List all lines in the material below that contain "target".

----------

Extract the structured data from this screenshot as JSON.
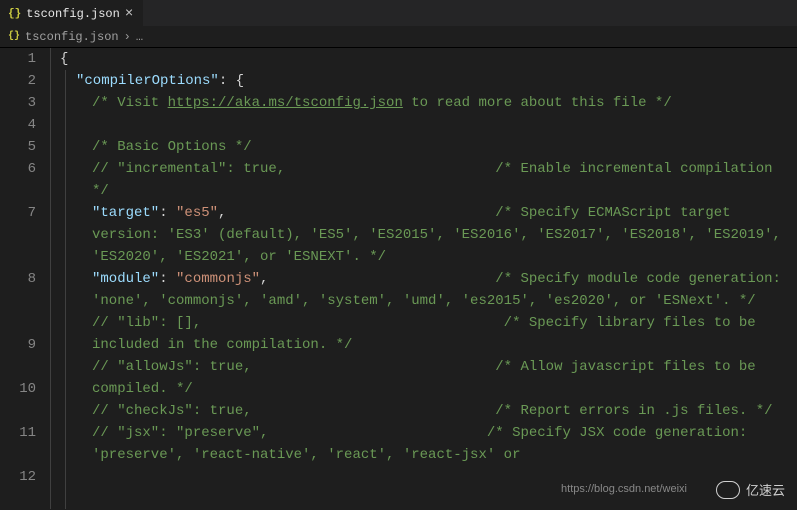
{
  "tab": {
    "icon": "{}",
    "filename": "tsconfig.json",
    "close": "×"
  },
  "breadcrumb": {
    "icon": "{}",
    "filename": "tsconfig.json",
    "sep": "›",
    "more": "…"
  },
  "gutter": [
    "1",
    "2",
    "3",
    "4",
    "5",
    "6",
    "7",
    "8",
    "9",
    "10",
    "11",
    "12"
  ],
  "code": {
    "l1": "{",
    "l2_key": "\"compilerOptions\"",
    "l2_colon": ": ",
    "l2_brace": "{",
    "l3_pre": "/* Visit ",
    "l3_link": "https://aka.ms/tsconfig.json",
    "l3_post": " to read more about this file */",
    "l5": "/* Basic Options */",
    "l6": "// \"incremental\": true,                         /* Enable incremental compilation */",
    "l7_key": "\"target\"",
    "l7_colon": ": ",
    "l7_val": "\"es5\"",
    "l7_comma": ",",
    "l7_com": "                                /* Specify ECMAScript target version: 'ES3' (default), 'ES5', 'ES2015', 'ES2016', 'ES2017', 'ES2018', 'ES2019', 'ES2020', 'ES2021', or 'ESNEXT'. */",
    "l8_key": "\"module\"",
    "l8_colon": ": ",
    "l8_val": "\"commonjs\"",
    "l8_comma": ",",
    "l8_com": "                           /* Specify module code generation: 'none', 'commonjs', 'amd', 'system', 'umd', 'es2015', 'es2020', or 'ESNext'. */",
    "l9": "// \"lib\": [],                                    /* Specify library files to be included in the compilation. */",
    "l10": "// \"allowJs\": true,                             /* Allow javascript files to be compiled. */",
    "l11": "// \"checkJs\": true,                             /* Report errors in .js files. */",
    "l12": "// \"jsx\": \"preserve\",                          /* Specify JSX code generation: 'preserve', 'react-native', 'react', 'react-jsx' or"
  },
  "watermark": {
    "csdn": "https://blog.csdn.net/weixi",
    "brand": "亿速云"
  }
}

----------

SOLVED EXERCISE =>
    "l7_key": "\"target\"",
    "l7_com": "                                /* Specify ECMAScript target version: 'ES3' (default), 'ES5', 'ES2015', 'ES2016', 'ES2017', 'ES2018', 'ES2019', 'ES2020', 'ES2021', or 'ESNEXT'. */",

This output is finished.